Texto fornecido:
Foi há já bastante tempo, mas não no início do "sonoro". Foi muitos anos depois, mas, mesmo assim, faz muito tempo.

Daquilo que o pessoal gostava, gostava mesmo, era de "cobóiadas".
Havia,também, aqueles dramalhões, com touros e "malagueñas", que levavam as mulheres às lágrimas, mas disso a rapaziada não gostava.

À saída da escola, nas sextas-feiras à tarde, corriam para dar a espreitadela habitual às vitrinas do "CINEMA CENTRAL". Empurravam-se para poderem ver os cartazes com as fotografias dos actores, em cenas do filme, com aqueles nomes esquisitos, estrangeiros, ao lado das fotografias.

- Eu já vi este filme! Eu já vi es filme! O xerife, no fim, dá dois tiros no "bandido" e ele dá duas cambalhotas para trás e fica morto.
- Quem é o "artista"? Qual é o "artista"?

Dados fornecidos:
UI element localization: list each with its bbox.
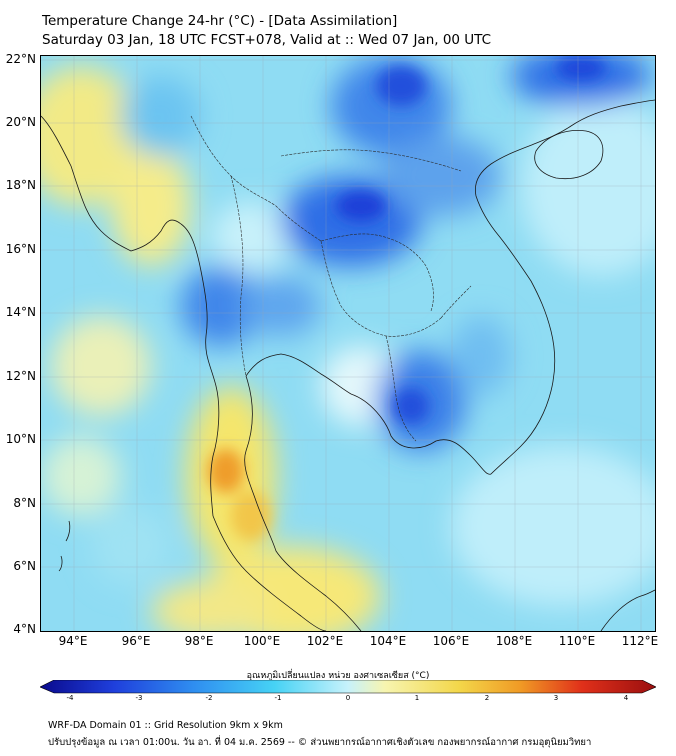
title-line-2: Saturday 03 Jan, 18 UTC FCST+078, Valid … [42, 32, 492, 48]
lon-label: 94°E [58, 634, 88, 648]
colorbar-tick: -1 [274, 694, 282, 702]
graticule [41, 56, 655, 631]
temperature-change-map [40, 55, 656, 632]
lon-label: 112°E [621, 634, 659, 648]
lat-label: 20°N [5, 115, 36, 129]
colorbar-tick: 4 [623, 694, 629, 702]
lat-label: 8°N [13, 496, 36, 510]
lon-label: 106°E [432, 634, 470, 648]
lon-label: 98°E [184, 634, 214, 648]
lat-label: 18°N [5, 178, 36, 192]
lat-label: 14°N [5, 305, 36, 319]
colorbar-tick: -3 [135, 694, 143, 702]
lon-label: 102°E [306, 634, 344, 648]
lat-label: 12°N [5, 369, 36, 383]
temperature-field [41, 56, 655, 631]
footer-credit: ปรับปรุงข้อมูล ณ เวลา 01:00น. วัน อา. ที… [48, 737, 592, 748]
chart-title: Temperature Change 24-hr (°C) - [Data As… [42, 12, 491, 50]
coastlines [41, 99, 655, 631]
temperature-extremes [208, 56, 606, 541]
lon-label: 110°E [558, 634, 596, 648]
colorbar-tick: -2 [205, 694, 213, 702]
lon-label: 108°E [495, 634, 533, 648]
map-canvas [41, 56, 655, 631]
lat-label: 22°N [5, 52, 36, 66]
lon-label: 104°E [369, 634, 407, 648]
lat-label: 6°N [13, 559, 36, 573]
lon-label: 96°E [121, 634, 151, 648]
colorbar-label: อุณหภูมิเปลี่ยนแปลง หน่วย องศาเซลเซียส (… [246, 671, 430, 681]
lat-label: 10°N [5, 432, 36, 446]
lat-label: 16°N [5, 242, 36, 256]
lat-label: 4°N [13, 622, 36, 636]
colorbar-tick: 1 [414, 694, 420, 702]
colorbar-tick: -4 [66, 694, 74, 702]
colorbar-tick: 0 [345, 694, 351, 702]
title-line-1: Temperature Change 24-hr (°C) - [Data As… [42, 13, 398, 29]
lon-label: 100°E [243, 634, 281, 648]
colorbar-tick: 3 [553, 694, 559, 702]
colorbar-ramp [39, 679, 657, 694]
country-borders [190, 115, 472, 442]
colorbar-tick: 2 [484, 694, 490, 702]
footer-model-info: WRF-DA Domain 01 :: Grid Resolution 9km … [48, 720, 283, 731]
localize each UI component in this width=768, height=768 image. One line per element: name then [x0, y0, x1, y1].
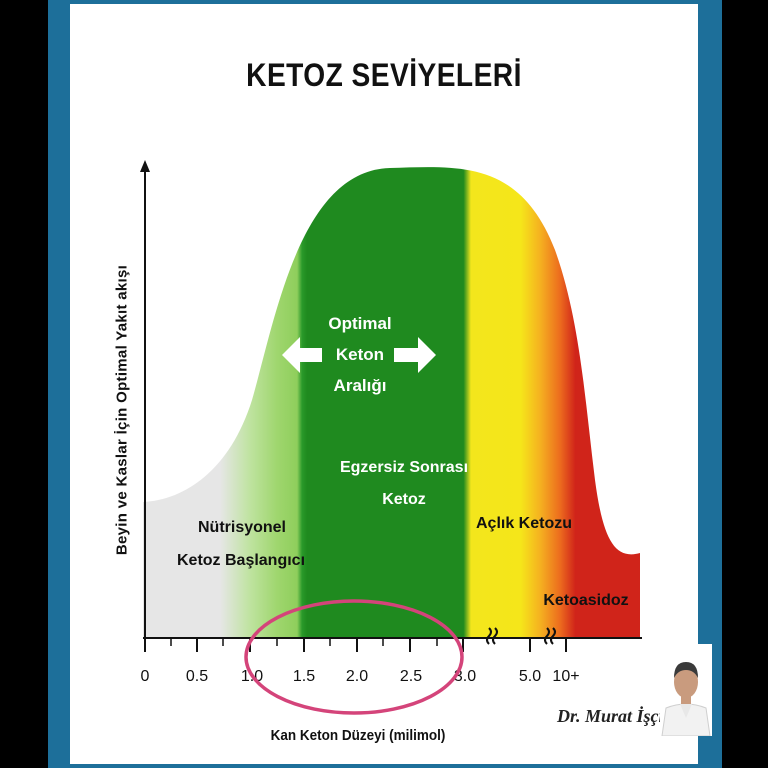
y-axis-arrow — [140, 160, 150, 172]
ketoacidosis-label: Ketoasidoz — [543, 592, 628, 609]
optimal-label-1: Optimal — [328, 314, 391, 333]
highlight-ellipse — [244, 599, 464, 715]
nutritional-label-1: Nütrisyonel — [198, 519, 286, 536]
tick-label: 2.5 — [400, 668, 422, 685]
signature: Dr. Murat İşçi — [557, 706, 664, 726]
exercise-label-2: Ketoz — [382, 491, 426, 508]
y-axis-label: Beyin ve Kaslar İçin Optimal Yakıt akışı — [113, 264, 131, 556]
exercise-label-1: Egzersiz Sonrası — [340, 459, 468, 476]
avatar — [660, 644, 712, 736]
tick-label: 0 — [141, 668, 150, 685]
nutritional-label-2: Ketoz Başlangıcı — [177, 552, 305, 569]
minor-ticks — [170, 638, 438, 646]
x-axis-label: Kan Keton Düzeyi (milimol) — [270, 727, 446, 744]
optimal-label-3: Aralığı — [334, 376, 387, 395]
tick-label: 0.5 — [186, 668, 208, 685]
x-ticks — [144, 638, 567, 652]
axis-break-icon — [486, 627, 556, 645]
optimal-label-2: Keton — [336, 345, 384, 364]
tick-label: 5.0 — [519, 668, 541, 685]
tick-label: 2.0 — [346, 668, 368, 685]
tick-label: 10+ — [552, 668, 579, 685]
chart-title: KETOZ SEVİYELERİ — [246, 57, 522, 93]
arrow-left-icon — [282, 337, 322, 373]
arrow-right-icon — [394, 337, 436, 373]
tick-label: 1.5 — [293, 668, 315, 685]
fasting-label: Açlık Ketozu — [476, 515, 572, 532]
fuel-flow-curve — [143, 167, 640, 638]
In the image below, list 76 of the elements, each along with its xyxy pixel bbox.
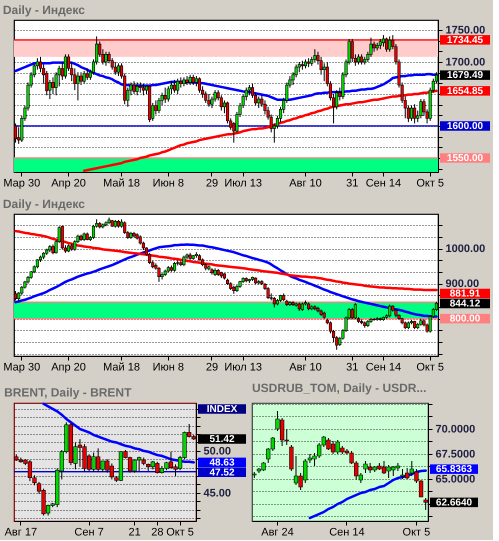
candlestick	[179, 76, 182, 88]
text: 844.12	[450, 298, 480, 310]
candlestick	[86, 68, 89, 80]
x-tick-label: Июн 8	[152, 178, 184, 190]
text: INDEX	[206, 404, 238, 415]
x-tick-label: Май 18	[103, 362, 140, 374]
text: 51.42	[209, 434, 235, 445]
candlestick	[51, 76, 55, 94]
x-tick-label: Апр 20	[51, 178, 86, 190]
line-series	[14, 243, 438, 318]
x-tick-label: Окт 5	[416, 362, 444, 374]
y-tick-label: 1000.00	[446, 243, 486, 256]
x-tick-label: 21	[128, 526, 141, 538]
x-tick-label: Сен 14	[366, 362, 402, 374]
data-label: 48.63	[209, 457, 235, 468]
x-tick-label: Июн 8	[152, 362, 184, 374]
candlestick	[394, 308, 398, 318]
candlestick	[272, 296, 276, 308]
x-tick-label: Окт 5	[166, 526, 194, 538]
text: 62.6640	[436, 497, 472, 508]
line-series	[308, 469, 427, 520]
y-tick-label: 65.0000	[436, 474, 476, 486]
candlestick	[385, 37, 388, 52]
x-tick-label: 29	[206, 178, 218, 190]
data-label: 1654.85	[446, 86, 484, 97]
x-tick-label: Авг 10	[289, 362, 322, 374]
candlestick	[388, 36, 392, 52]
x-tick-label: Авг 17	[4, 526, 38, 538]
text: 1679.49	[446, 70, 484, 82]
x-tick-label: Мар 30	[3, 362, 40, 374]
line-series	[14, 230, 438, 292]
ref-line-label: 1600.00	[446, 120, 484, 132]
ref-line-label: 1550.00	[446, 152, 484, 164]
x-tick-label: Сен 7	[74, 526, 104, 538]
x-tick-label: 28	[151, 526, 164, 538]
candlestick	[372, 41, 376, 52]
chart-title: BRENT, Daily - BRENT	[4, 386, 132, 400]
y-tick-label: 45.00	[204, 487, 232, 500]
x-tick-label: Авг 24	[261, 526, 294, 538]
data-label: 65.8363	[436, 464, 473, 476]
chart-title: Daily - Индекс	[2, 197, 86, 211]
y-tick-label: 1750.00	[446, 24, 486, 36]
candlestick	[182, 255, 186, 267]
x-tick-label: Апр 20	[51, 362, 86, 374]
y-tick-label: 1700.00	[446, 56, 486, 68]
x-tick-label: Июл 13	[224, 178, 262, 190]
y-tick-label: 900.00	[446, 278, 480, 290]
candlestick	[164, 87, 167, 104]
ref-line-label: 1734.45	[446, 34, 484, 46]
x-tick-label: Окт 5	[402, 526, 430, 538]
line-series	[42, 402, 195, 464]
x-tick-label: Сен 14	[366, 178, 402, 190]
x-tick-label: 31	[346, 362, 358, 374]
chart-title: Daily - Индекс	[2, 3, 86, 17]
y-tick-label: 70.0000	[436, 424, 476, 436]
x-tick-label: Окт 5	[416, 178, 444, 190]
candlestick	[382, 34, 385, 48]
ref-line-label: 47.52	[209, 467, 235, 478]
candlestick	[76, 72, 80, 101]
chart-title: USDRUB_TOM, Daily - USDR...	[252, 381, 426, 395]
ref-line-label: 800.00	[450, 314, 481, 325]
x-tick-label: Июл 13	[224, 362, 262, 374]
candlestick	[79, 72, 83, 86]
candlestick	[51, 244, 55, 255]
x-tick-label: Сен 14	[329, 526, 365, 538]
y-tick-label: 50.00	[204, 445, 232, 458]
y-tick-label: 67.5000	[436, 448, 476, 460]
x-tick-label: Авг 10	[289, 178, 322, 190]
candlestick	[378, 38, 382, 50]
x-tick-label: 29	[206, 362, 218, 374]
candlestick	[350, 38, 354, 62]
data-label: 881.91	[450, 288, 481, 300]
x-tick-label: 31	[346, 178, 358, 190]
x-tick-label: Май 18	[103, 178, 140, 190]
x-tick-label: Мар 30	[3, 178, 40, 190]
candlestick	[388, 304, 392, 318]
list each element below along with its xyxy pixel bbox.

Requisitos do exercício:
[A] Indique, para cada afirmação, se está de acordo com o texto sobre as idas ao cinema (sim ou não), citando sem alterações as palavras do texto que o decidem. (i) A rapaziada gostava dos dramalhões com touros e "malagueñas". (ii) A espreitadela às vitrinas do "CINEMA CENTRAL" acontecia à saída da escola, nas sextas-feiras à tarde. (iii) Nos cartazes, os nomes dos actores apareciam ao lado das fotografias.
[B] Imprima sem alterações as linhas dos registos, começando na que contém "y-axis-arrow — [140, 160, 150, 172]" e terminando na que contém "In the image", ambas incluídas.
O texto e os registos não têm qualquer relação entre si.

Respostas escritas:
[A]
(i) Não: "mas disso a rapaziada não gostava."
(ii) Sim: "À saída da escola, nas sextas-feiras à tarde, corriam para dar a espreitadela habitual às vitrinas do "CINEMA CENTRAL"."
(iii) Sim: "com aqueles nomes esquisitos, estrangeiros, ao lado das fotografias."

[B]
y-axis-arrow — [140, 160, 150, 172]
ketoacidosis-label: Ketoasidoz — [543, 592, 628, 609]
optimal-label-1: Optimal — [328, 314, 391, 333]
highlight-ellipse — [244, 599, 464, 715]
nutritional-label-1: Nütrisyonel — [198, 519, 286, 536]
tick-label: 2.5 — [400, 668, 422, 685]
signature: Dr. Murat İşçi — [557, 706, 664, 726]
exercise-label-2: Ketoz — [382, 491, 426, 508]
y-axis-label: Beyin ve Kaslar İçin Optimal Yakıt akışı — [113, 264, 131, 556]
exercise-label-1: Egzersiz Sonrası — [340, 459, 468, 476]
avatar — [660, 644, 712, 736]
tick-label: 0 — [141, 668, 150, 685]
nutritional-label-2: Ketoz Başlangıcı — [177, 552, 305, 569]
minor-ticks — [170, 638, 438, 646]
x-axis-label: Kan Keton Düzeyi (milimol) — [270, 727, 446, 744]
optimal-label-3: Aralığı — [334, 376, 387, 395]
tick-label: 0.5 — [186, 668, 208, 685]
x-ticks — [144, 638, 567, 652]
axis-break-icon — [486, 627, 556, 645]
optimal-label-2: Keton — [336, 345, 384, 364]
tick-label: 5.0 — [519, 668, 541, 685]
tick-label: 2.0 — [346, 668, 368, 685]
tick-label: 10+ — [552, 668, 579, 685]
chart-title: KETOZ SEVİYELERİ — [246, 57, 522, 93]
arrow-left-icon — [282, 337, 322, 373]
arrow-right-icon — [394, 337, 436, 373]
tick-label: 1.5 — [293, 668, 315, 685]
fasting-label: Açlık Ketozu — [476, 515, 572, 532]
fuel-flow-curve — [143, 167, 640, 638]
In the image below, list 76 of the elements, each along with its xyxy pixel bbox.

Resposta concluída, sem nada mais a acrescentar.